Calculate how much car you can afford

Michael Elmassih (right) concludes a sale with Eric Montalvo, who is buying his first car at Quincy International Auto Sales in Quincy, Mass., in this 2008 photo. Mr. Montalvo put down 30 percent of the price and the bank quickly approved the loan. (Melanie Stetson Freeman/The Christian Science Monitor/File)

Consumers carried an average of $15,275 in auto loans in August. Depending on the type of car and your financial situation, be mindful of how much you need to borrow in order to finance your car. If you can’t put down a significant down payment, taking out a large loan and having high monthly payments may mean the car is out of reach for your budget. A general rule to follow is that your monthly car costs, including loan payment, auto insurance, and fuel costs, shouldn’t exceed 20 percent of your disposable income – your money left over after paying bills, living expenses, and debts. Take advantage of free resources like Edmunds.com’s affordability calculator to narrow down the price range of cars that fit your budget.

**EXERCISE DIRECTIONS**.
Answer these from the car-affordability text above:
(a) What share of the price did Eric Montalvo put down on his first car?
(b) What average amount in auto loans did consumers carry in August?
(c) Under the general rule given, total monthly car costs shouldn't exceed what share of disposable income?

**RECORDS SUPPLIED**.
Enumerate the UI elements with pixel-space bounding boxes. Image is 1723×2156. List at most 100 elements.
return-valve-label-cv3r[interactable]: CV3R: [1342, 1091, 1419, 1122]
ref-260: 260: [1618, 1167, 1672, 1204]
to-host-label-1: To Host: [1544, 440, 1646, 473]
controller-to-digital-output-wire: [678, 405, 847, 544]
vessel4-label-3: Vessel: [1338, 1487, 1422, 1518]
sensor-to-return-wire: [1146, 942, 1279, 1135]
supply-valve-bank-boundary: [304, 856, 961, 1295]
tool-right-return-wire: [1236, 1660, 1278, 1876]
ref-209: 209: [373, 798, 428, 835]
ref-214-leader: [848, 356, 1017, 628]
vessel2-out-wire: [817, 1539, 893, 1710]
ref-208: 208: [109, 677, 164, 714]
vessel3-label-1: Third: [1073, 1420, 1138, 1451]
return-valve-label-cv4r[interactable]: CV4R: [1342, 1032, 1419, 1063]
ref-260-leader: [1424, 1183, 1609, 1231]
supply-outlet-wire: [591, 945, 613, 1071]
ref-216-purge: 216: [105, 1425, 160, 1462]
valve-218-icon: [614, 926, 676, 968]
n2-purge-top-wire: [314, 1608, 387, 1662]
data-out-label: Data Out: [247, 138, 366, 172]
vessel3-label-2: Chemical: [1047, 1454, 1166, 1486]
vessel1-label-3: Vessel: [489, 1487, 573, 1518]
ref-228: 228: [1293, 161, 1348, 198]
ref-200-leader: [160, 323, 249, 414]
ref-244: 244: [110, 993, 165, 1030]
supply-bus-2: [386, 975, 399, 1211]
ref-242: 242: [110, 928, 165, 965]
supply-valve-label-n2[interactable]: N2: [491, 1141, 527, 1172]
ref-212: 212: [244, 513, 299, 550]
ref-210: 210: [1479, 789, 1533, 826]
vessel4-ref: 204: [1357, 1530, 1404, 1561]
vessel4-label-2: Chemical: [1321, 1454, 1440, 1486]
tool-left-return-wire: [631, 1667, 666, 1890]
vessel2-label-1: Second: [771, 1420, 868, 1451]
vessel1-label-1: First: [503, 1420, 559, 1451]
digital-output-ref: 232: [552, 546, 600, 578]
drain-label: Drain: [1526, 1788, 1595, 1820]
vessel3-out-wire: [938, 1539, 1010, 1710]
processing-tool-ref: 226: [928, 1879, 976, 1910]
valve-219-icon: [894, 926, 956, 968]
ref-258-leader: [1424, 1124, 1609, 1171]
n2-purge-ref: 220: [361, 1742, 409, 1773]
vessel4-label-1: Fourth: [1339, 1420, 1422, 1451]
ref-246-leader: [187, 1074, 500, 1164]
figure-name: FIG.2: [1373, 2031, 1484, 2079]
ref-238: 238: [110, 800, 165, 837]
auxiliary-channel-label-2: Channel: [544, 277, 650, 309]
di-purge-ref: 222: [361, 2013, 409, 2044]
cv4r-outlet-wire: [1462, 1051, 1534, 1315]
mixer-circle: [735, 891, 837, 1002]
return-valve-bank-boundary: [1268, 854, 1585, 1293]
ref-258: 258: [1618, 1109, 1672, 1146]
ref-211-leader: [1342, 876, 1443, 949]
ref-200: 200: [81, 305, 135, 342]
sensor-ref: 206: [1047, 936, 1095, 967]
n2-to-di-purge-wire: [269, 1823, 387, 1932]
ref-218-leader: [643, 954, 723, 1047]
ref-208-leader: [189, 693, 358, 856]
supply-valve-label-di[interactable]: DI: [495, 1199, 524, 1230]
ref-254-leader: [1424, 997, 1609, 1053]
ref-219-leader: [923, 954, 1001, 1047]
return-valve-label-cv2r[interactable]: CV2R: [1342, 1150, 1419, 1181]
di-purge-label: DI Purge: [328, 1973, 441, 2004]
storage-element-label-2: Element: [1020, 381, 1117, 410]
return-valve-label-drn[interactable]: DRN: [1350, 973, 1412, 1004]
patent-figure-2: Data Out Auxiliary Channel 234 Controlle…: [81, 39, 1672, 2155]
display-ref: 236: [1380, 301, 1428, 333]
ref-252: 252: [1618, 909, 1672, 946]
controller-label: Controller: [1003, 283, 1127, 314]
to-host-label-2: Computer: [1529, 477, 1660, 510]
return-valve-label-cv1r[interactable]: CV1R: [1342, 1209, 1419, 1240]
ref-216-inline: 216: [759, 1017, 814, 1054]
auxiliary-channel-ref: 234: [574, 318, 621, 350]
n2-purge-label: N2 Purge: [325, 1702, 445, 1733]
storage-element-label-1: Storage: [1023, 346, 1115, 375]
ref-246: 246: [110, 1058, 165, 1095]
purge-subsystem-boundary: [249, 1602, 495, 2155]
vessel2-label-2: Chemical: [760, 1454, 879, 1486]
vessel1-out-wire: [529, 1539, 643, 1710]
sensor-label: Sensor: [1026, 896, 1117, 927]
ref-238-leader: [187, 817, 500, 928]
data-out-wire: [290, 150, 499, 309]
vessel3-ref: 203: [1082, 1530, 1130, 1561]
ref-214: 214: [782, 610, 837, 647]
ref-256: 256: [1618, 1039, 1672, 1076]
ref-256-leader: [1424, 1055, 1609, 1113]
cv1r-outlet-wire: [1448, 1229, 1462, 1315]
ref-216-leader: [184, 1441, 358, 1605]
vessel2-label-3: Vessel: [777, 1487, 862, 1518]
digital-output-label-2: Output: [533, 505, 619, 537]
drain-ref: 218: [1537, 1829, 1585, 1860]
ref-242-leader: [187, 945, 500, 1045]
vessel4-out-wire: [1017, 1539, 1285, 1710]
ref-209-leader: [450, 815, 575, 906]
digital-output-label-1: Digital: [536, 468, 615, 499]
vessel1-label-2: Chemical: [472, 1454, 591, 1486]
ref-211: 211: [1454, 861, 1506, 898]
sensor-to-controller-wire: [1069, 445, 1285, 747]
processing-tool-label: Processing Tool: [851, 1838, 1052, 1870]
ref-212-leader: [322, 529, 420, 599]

**TASK OUTPUT**.
(a) 30 percent
(b) $15,275
(c) 20 percent